MATERIAL »
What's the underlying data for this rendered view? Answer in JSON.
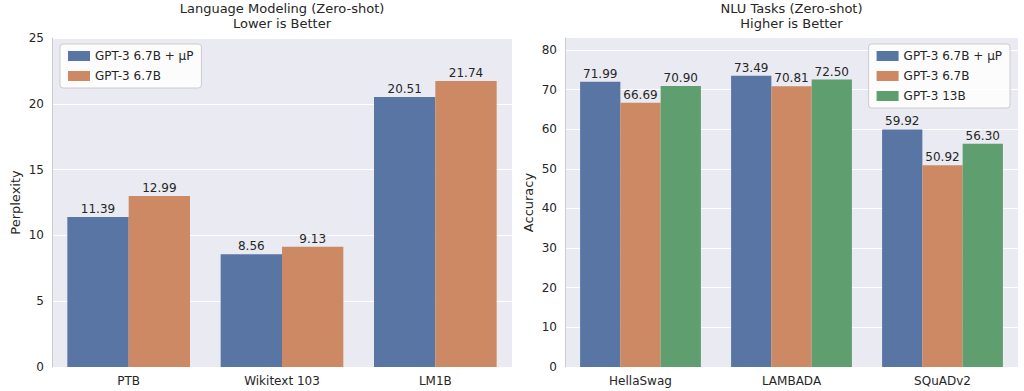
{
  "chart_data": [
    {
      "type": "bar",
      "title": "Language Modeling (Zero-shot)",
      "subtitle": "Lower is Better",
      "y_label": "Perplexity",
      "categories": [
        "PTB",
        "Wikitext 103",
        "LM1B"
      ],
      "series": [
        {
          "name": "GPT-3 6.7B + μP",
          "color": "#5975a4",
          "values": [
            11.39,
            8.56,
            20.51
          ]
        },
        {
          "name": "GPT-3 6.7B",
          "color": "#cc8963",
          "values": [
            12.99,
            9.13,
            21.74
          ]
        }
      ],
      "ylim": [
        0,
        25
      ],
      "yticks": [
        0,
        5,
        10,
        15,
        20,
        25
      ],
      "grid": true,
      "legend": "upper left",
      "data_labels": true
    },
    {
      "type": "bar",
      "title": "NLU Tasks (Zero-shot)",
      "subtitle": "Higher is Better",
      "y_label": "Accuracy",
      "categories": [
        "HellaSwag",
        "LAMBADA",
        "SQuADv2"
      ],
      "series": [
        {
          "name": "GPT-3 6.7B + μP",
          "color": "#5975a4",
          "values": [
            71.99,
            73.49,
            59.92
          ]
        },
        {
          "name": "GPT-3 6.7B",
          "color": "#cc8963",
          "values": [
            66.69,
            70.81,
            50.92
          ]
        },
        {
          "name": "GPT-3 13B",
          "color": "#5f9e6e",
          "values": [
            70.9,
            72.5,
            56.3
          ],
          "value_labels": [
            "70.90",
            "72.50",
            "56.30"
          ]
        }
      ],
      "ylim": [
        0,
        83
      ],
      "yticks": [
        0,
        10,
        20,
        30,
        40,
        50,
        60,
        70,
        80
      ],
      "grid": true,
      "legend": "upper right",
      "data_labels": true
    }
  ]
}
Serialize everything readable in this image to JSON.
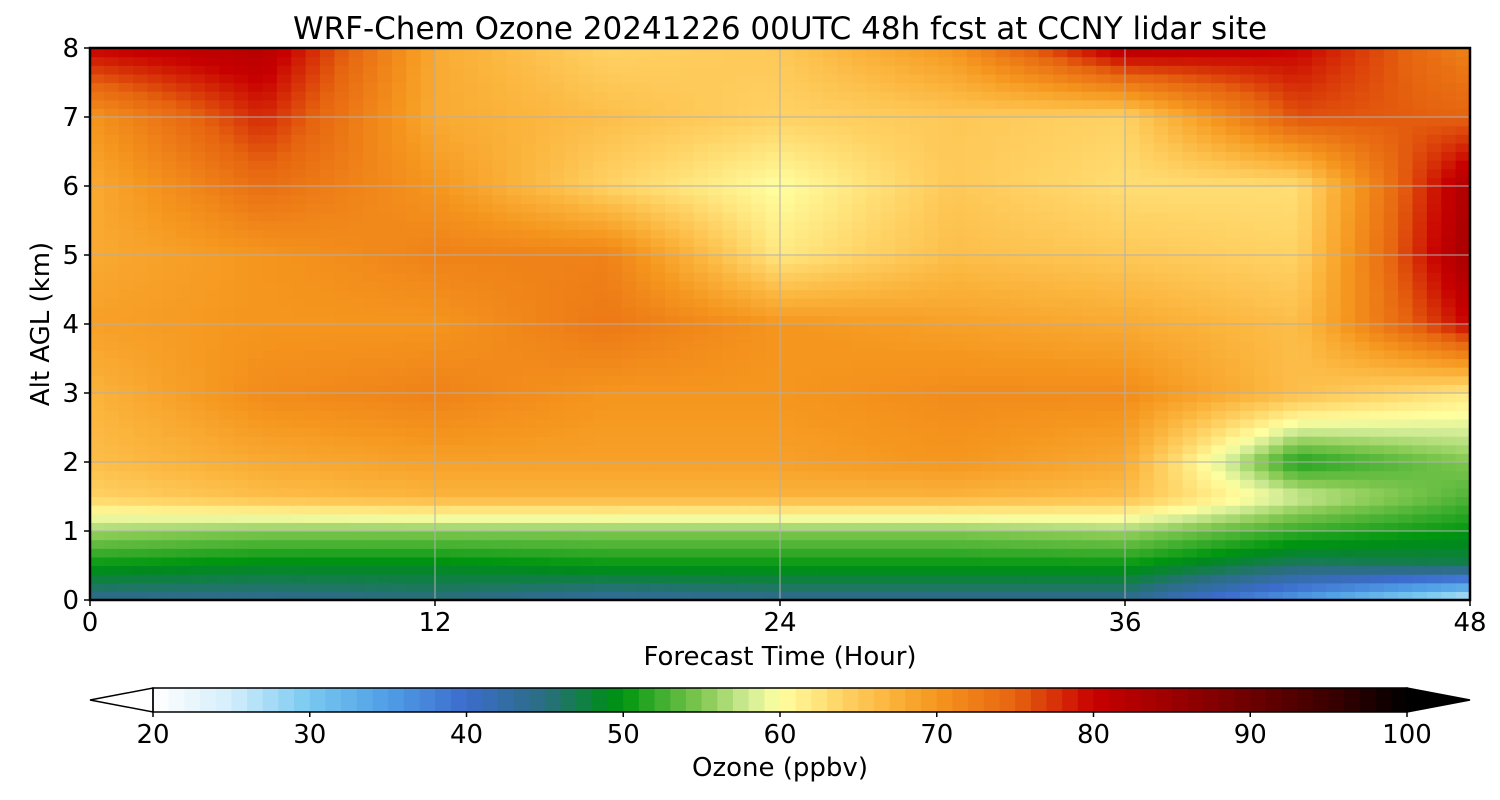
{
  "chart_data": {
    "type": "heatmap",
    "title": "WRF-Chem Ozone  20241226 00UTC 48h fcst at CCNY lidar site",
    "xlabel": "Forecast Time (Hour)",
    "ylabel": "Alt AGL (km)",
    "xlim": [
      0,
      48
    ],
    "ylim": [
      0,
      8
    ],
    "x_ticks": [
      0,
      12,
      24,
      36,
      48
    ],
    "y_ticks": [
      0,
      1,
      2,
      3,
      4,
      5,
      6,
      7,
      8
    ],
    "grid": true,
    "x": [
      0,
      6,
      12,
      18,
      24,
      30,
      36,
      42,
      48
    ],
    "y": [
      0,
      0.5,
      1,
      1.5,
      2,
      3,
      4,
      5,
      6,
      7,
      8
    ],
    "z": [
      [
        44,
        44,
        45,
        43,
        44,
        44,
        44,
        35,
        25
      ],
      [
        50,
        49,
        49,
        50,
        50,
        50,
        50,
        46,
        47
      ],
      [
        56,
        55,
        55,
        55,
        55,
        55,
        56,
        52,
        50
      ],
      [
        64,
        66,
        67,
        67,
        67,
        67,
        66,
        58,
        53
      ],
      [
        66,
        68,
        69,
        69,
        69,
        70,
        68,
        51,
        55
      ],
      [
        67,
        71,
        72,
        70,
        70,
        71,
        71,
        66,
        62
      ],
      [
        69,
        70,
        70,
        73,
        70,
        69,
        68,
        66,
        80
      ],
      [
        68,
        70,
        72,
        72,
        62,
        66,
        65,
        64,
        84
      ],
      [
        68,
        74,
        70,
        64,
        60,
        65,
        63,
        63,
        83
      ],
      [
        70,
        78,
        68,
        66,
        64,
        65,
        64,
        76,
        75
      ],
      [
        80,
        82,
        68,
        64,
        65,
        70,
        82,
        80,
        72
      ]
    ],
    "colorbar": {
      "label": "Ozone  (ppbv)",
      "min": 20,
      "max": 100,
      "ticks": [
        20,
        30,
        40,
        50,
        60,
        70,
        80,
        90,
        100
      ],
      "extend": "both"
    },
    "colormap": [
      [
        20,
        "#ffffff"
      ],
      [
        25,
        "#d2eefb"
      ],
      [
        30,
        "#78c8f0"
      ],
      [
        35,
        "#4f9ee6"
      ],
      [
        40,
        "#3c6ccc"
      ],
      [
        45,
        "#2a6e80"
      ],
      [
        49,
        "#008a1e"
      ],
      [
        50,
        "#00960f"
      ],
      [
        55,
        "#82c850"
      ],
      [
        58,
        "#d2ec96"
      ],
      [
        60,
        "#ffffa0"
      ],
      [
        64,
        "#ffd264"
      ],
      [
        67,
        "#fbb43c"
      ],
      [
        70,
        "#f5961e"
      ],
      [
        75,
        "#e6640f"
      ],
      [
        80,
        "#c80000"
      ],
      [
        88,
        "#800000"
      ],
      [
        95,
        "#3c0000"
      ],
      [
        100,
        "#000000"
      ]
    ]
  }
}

YOUR OBJECTIVE »
Search the data above for the string "subtitle" and return every line that has it.

SOLUTION BELOW »
      "subtitle": "Lower is Better",
      "subtitle": "Higher is Better",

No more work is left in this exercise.